- **Data listing**:
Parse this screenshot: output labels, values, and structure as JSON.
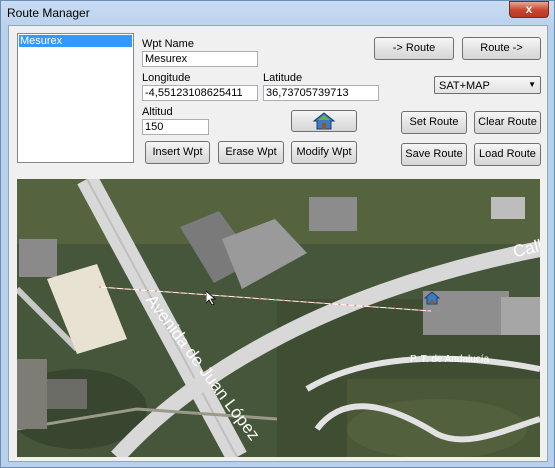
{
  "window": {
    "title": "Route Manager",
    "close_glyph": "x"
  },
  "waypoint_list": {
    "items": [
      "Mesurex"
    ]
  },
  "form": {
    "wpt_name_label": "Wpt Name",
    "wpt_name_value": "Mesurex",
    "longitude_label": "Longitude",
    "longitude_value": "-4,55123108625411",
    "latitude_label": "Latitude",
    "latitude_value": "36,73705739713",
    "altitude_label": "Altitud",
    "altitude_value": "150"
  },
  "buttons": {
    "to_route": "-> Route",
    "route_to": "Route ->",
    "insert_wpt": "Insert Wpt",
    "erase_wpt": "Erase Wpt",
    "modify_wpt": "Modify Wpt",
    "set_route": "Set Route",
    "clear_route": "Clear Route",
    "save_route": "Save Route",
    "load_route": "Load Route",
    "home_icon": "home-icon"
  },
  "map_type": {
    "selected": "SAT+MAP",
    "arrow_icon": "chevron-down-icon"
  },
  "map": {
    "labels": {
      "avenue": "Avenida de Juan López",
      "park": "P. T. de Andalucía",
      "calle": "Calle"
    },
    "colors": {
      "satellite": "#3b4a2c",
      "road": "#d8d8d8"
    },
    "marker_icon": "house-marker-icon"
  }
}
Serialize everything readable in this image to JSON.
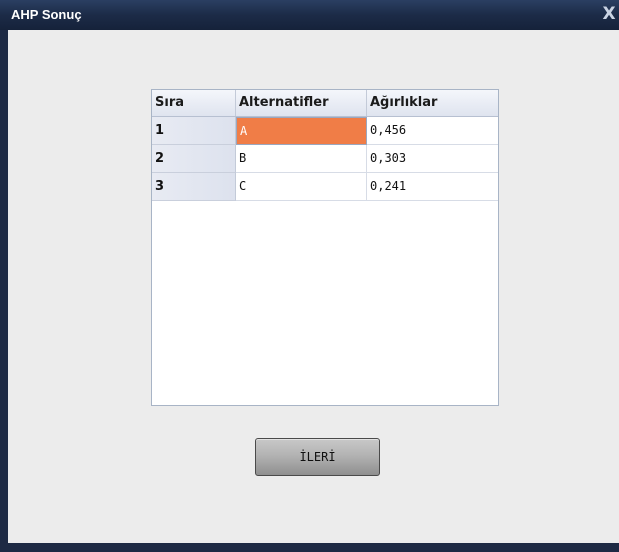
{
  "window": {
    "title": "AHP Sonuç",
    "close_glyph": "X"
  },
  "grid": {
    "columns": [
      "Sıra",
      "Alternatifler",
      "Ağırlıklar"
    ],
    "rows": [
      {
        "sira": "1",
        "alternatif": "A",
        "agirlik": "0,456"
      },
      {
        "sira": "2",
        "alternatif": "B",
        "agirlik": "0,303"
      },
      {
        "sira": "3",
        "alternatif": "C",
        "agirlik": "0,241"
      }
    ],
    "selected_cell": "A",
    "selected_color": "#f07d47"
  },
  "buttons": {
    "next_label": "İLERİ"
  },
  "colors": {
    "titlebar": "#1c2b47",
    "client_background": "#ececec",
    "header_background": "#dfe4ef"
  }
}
* * *
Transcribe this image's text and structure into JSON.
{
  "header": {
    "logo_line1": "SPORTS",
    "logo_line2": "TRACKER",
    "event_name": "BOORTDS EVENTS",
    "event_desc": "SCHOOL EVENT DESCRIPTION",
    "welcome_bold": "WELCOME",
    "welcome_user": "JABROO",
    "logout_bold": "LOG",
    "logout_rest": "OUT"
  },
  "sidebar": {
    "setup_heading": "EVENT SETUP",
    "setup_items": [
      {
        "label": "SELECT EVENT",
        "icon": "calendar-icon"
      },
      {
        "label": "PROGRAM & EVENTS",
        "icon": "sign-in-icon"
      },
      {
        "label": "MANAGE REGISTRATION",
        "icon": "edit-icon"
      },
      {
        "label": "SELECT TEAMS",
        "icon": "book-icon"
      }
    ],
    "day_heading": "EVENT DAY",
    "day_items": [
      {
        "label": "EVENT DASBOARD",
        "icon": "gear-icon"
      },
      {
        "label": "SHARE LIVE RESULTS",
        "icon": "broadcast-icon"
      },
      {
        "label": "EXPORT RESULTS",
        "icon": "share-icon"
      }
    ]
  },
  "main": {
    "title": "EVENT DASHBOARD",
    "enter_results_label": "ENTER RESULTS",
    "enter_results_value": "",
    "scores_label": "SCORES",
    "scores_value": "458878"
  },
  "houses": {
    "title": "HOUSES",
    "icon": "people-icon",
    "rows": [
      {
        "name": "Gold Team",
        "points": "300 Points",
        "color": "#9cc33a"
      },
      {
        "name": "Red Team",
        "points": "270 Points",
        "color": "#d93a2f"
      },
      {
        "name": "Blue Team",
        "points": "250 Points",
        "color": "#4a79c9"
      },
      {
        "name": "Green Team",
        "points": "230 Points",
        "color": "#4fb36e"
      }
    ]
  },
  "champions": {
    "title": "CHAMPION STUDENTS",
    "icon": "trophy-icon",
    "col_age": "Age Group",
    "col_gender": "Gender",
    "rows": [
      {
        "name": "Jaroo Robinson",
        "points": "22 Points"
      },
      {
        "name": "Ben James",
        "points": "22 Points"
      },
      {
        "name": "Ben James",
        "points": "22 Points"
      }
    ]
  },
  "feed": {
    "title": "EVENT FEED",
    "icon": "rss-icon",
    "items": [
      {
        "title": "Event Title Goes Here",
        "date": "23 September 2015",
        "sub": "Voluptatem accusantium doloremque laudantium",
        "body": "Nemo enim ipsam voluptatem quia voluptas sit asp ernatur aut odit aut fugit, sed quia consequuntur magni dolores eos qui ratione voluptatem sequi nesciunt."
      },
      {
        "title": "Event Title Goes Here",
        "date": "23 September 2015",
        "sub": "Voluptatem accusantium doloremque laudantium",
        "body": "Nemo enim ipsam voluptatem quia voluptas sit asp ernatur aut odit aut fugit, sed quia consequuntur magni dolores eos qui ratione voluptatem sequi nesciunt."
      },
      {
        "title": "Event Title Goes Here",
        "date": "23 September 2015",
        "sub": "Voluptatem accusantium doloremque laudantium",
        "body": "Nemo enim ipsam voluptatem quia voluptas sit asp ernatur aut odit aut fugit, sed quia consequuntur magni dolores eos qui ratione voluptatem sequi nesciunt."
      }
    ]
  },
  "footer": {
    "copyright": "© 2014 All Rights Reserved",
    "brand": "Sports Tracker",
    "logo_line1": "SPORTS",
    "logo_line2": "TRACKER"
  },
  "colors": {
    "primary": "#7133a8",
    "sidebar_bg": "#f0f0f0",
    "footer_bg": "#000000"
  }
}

- **Instructions for the task**:
Look through the data above. Find each line with the string "image" and copy it.

- **Correct response**:
Serialize everything readable in this image to JSON.
Transcribe this image's text and structure into JSON.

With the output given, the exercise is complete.